##### Supplied material
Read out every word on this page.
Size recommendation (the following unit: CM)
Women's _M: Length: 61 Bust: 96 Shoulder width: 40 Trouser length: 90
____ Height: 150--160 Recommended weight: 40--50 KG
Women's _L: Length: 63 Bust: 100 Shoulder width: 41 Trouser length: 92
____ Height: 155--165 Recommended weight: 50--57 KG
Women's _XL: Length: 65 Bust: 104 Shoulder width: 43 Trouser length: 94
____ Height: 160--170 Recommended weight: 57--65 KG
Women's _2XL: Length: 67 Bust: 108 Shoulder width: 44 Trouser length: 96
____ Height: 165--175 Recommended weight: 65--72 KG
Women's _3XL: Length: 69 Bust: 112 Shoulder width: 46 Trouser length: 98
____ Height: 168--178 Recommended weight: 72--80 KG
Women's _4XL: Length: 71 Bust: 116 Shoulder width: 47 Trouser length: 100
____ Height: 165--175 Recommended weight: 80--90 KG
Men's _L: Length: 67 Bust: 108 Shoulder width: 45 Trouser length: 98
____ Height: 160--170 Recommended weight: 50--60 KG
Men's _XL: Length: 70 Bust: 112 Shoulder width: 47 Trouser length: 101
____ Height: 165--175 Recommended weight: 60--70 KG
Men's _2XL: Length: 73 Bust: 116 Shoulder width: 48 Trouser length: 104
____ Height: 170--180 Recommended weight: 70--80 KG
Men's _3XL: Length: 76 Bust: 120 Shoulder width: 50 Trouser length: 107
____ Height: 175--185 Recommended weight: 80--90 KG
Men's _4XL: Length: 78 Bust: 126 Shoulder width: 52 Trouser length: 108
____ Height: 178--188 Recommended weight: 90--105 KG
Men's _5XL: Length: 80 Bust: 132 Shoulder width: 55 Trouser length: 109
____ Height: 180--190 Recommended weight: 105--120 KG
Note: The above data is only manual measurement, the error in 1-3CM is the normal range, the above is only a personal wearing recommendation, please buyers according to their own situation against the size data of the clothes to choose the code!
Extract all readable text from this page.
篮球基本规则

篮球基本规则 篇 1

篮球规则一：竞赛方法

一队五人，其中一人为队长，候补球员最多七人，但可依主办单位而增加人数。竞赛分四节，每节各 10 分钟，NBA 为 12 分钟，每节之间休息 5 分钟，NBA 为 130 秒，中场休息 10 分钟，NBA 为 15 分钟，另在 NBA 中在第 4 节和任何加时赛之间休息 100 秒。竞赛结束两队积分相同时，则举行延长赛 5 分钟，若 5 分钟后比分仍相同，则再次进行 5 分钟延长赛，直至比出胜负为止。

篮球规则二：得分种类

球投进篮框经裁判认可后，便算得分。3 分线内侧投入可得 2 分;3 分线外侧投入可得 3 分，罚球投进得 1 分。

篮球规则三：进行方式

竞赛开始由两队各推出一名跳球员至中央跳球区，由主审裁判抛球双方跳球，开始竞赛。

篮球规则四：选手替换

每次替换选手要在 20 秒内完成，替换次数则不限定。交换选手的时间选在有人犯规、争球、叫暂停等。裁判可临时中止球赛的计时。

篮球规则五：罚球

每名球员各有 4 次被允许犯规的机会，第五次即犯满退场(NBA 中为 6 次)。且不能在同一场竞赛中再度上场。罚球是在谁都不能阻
##########
_What the exercise asks:_ Set down every record above exactly as given.

_Exercise answer:_
Read out every word on this page.
Size recommendation (the following unit: CM)
Women's _M: Length: 61 Bust: 96 Shoulder width: 40 Trouser length: 90
____ Height: 150--160 Recommended weight: 40--50 KG
Women's _L: Length: 63 Bust: 100 Shoulder width: 41 Trouser length: 92
____ Height: 155--165 Recommended weight: 50--57 KG
Women's _XL: Length: 65 Bust: 104 Shoulder width: 43 Trouser length: 94
____ Height: 160--170 Recommended weight: 57--65 KG
Women's _2XL: Length: 67 Bust: 108 Shoulder width: 44 Trouser length: 96
____ Height: 165--175 Recommended weight: 65--72 KG
Women's _3XL: Length: 69 Bust: 112 Shoulder width: 46 Trouser length: 98
____ Height: 168--178 Recommended weight: 72--80 KG
Women's _4XL: Length: 71 Bust: 116 Shoulder width: 47 Trouser length: 100
____ Height: 165--175 Recommended weight: 80--90 KG
Men's _L: Length: 67 Bust: 108 Shoulder width: 45 Trouser length: 98
____ Height: 160--170 Recommended weight: 50--60 KG
Men's _XL: Length: 70 Bust: 112 Shoulder width: 47 Trouser length: 101
____ Height: 165--175 Recommended weight: 60--70 KG
Men's _2XL: Length: 73 Bust: 116 Shoulder width: 48 Trouser length: 104
____ Height: 170--180 Recommended weight: 70--80 KG
Men's _3XL: Length: 76 Bust: 120 Shoulder width: 50 Trouser length: 107
____ Height: 175--185 Recommended weight: 80--90 KG
Men's _4XL: Length: 78 Bust: 126 Shoulder width: 52 Trouser length: 108
____ Height: 178--188 Recommended weight: 90--105 KG
Men's _5XL: Length: 80 Bust: 132 Shoulder width: 55 Trouser length: 109
____ Height: 180--190 Recommended weight: 105--120 KG
Note: The above data is only manual measurement, the error in 1-3CM is the normal range, the above is only a personal wearing recommendation, please buyers according to their own situation against the size data of the clothes to choose the code!
Extract all readable text from this page.
篮球基本规则

篮球基本规则 篇 1

篮球规则一：竞赛方法

一队五人，其中一人为队长，候补球员最多七人，但可依主办单位而增加人数。竞赛分四节，每节各 10 分钟，NBA 为 12 分钟，每节之间休息 5 分钟，NBA 为 130 秒，中场休息 10 分钟，NBA 为 15 分钟，另在 NBA 中在第 4 节和任何加时赛之间休息 100 秒。竞赛结束两队积分相同时，则举行延长赛 5 分钟，若 5 分钟后比分仍相同，则再次进行 5 分钟延长赛，直至比出胜负为止。

篮球规则二：得分种类

球投进篮框经裁判认可后，便算得分。3 分线内侧投入可得 2 分;3 分线外侧投入可得 3 分，罚球投进得 1 分。

篮球规则三：进行方式

竞赛开始由两队各推出一名跳球员至中央跳球区，由主审裁判抛球双方跳球，开始竞赛。

篮球规则四：选手替换

每次替换选手要在 20 秒内完成，替换次数则不限定。交换选手的时间选在有人犯规、争球、叫暂停等。裁判可临时中止球赛的计时。

篮球规则五：罚球

每名球员各有 4 次被允许犯规的机会，第五次即犯满退场(NBA 中为 6 次)。且不能在同一场竞赛中再度上场。罚球是在谁都不能阻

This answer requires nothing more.